Print the data that follows exactly.

◇ ◇ ◇

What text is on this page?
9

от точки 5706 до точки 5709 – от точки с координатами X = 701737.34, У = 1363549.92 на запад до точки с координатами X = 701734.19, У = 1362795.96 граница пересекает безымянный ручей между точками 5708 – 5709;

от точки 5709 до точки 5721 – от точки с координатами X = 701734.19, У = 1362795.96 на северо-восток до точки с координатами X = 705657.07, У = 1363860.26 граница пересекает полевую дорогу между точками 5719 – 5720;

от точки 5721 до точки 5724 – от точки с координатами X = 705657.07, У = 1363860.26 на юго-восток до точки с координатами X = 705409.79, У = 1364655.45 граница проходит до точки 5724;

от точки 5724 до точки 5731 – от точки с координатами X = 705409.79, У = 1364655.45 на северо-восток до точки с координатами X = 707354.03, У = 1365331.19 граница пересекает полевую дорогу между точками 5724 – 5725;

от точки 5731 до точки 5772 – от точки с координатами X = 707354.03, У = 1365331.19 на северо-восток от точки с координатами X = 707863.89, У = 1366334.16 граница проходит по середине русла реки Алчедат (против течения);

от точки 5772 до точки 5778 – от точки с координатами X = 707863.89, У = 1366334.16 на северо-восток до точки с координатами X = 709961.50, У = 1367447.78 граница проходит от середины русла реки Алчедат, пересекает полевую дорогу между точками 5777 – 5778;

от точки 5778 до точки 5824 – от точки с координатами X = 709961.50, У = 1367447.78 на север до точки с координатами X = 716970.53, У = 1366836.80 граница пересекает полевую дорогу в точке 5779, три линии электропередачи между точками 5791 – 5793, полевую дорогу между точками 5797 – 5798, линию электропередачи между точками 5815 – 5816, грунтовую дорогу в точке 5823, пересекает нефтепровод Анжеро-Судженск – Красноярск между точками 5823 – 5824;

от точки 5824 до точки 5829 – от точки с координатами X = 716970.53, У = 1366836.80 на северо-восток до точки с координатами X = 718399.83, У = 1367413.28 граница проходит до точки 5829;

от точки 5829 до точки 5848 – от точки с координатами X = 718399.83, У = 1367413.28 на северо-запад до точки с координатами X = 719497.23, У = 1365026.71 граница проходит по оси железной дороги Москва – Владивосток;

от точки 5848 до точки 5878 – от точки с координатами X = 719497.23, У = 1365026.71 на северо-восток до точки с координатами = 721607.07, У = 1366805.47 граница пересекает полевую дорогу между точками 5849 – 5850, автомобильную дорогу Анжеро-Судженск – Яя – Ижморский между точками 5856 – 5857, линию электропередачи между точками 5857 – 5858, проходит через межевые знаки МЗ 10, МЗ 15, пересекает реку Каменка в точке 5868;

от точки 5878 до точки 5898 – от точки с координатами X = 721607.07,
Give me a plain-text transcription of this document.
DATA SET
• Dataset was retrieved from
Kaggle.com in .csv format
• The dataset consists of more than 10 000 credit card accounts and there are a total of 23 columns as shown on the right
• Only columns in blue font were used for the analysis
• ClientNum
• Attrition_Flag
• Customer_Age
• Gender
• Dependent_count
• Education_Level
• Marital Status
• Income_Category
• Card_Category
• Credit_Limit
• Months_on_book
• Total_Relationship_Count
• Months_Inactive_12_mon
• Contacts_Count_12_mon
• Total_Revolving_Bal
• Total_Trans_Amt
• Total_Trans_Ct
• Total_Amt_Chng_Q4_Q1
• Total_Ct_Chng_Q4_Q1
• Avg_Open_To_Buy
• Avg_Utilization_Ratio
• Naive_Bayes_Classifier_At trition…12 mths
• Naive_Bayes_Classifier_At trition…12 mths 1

◇ ◇ ◇

» **Problem solution**
What text is on this page?
9

от точки 5706 до точки 5709 – от точки с координатами X = 701737.34, У = 1363549.92 на запад до точки с координатами X = 701734.19, У = 1362795.96 граница пересекает безымянный ручей между точками 5708 – 5709;

от точки 5709 до точки 5721 – от точки с координатами X = 701734.19, У = 1362795.96 на северо-восток до точки с координатами X = 705657.07, У = 1363860.26 граница пересекает полевую дорогу между точками 5719 – 5720;

от точки 5721 до точки 5724 – от точки с координатами X = 705657.07, У = 1363860.26 на юго-восток до точки с координатами X = 705409.79, У = 1364655.45 граница проходит до точки 5724;

от точки 5724 до точки 5731 – от точки с координатами X = 705409.79, У = 1364655.45 на северо-восток до точки с координатами X = 707354.03, У = 1365331.19 граница пересекает полевую дорогу между точками 5724 – 5725;

от точки 5731 до точки 5772 – от точки с координатами X = 707354.03, У = 1365331.19 на северо-восток от точки с координатами X = 707863.89, У = 1366334.16 граница проходит по середине русла реки Алчедат (против течения);

от точки 5772 до точки 5778 – от точки с координатами X = 707863.89, У = 1366334.16 на северо-восток до точки с координатами X = 709961.50, У = 1367447.78 граница проходит от середины русла реки Алчедат, пересекает полевую дорогу между точками 5777 – 5778;

от точки 5778 до точки 5824 – от точки с координатами X = 709961.50, У = 1367447.78 на север до точки с координатами X = 716970.53, У = 1366836.80 граница пересекает полевую дорогу в точке 5779, три линии электропередачи между точками 5791 – 5793, полевую дорогу между точками 5797 – 5798, линию электропередачи между точками 5815 – 5816, грунтовую дорогу в точке 5823, пересекает нефтепровод Анжеро-Судженск – Красноярск между точками 5823 – 5824;

от точки 5824 до точки 5829 – от точки с координатами X = 716970.53, У = 1366836.80 на северо-восток до точки с координатами X = 718399.83, У = 1367413.28 граница проходит до точки 5829;

от точки 5829 до точки 5848 – от точки с координатами X = 718399.83, У = 1367413.28 на северо-запад до точки с координатами X = 719497.23, У = 1365026.71 граница проходит по оси железной дороги Москва – Владивосток;

от точки 5848 до точки 5878 – от точки с координатами X = 719497.23, У = 1365026.71 на северо-восток до точки с координатами = 721607.07, У = 1366805.47 граница пересекает полевую дорогу между точками 5849 – 5850, автомобильную дорогу Анжеро-Судженск – Яя – Ижморский между точками 5856 – 5857, линию электропередачи между точками 5857 – 5858, проходит через межевые знаки МЗ 10, МЗ 15, пересекает реку Каменка в точке 5868;

от точки 5878 до точки 5898 – от точки с координатами X = 721607.07,
Give me a plain-text transcription of this document.
DATA SET
• Dataset was retrieved from
Kaggle.com in .csv format
• The dataset consists of more than 10 000 credit card accounts and there are a total of 23 columns as shown on the right
• Only columns in blue font were used for the analysis
• ClientNum
• Attrition_Flag
• Customer_Age
• Gender
• Dependent_count
• Education_Level
• Marital Status
• Income_Category
• Card_Category
• Credit_Limit
• Months_on_book
• Total_Relationship_Count
• Months_Inactive_12_mon
• Contacts_Count_12_mon
• Total_Revolving_Bal
• Total_Trans_Amt
• Total_Trans_Ct
• Total_Amt_Chng_Q4_Q1
• Total_Ct_Chng_Q4_Q1
• Avg_Open_To_Buy
• Avg_Utilization_Ratio
• Naive_Bayes_Classifier_At trition…12 mths
• Naive_Bayes_Classifier_At trition…12 mths 1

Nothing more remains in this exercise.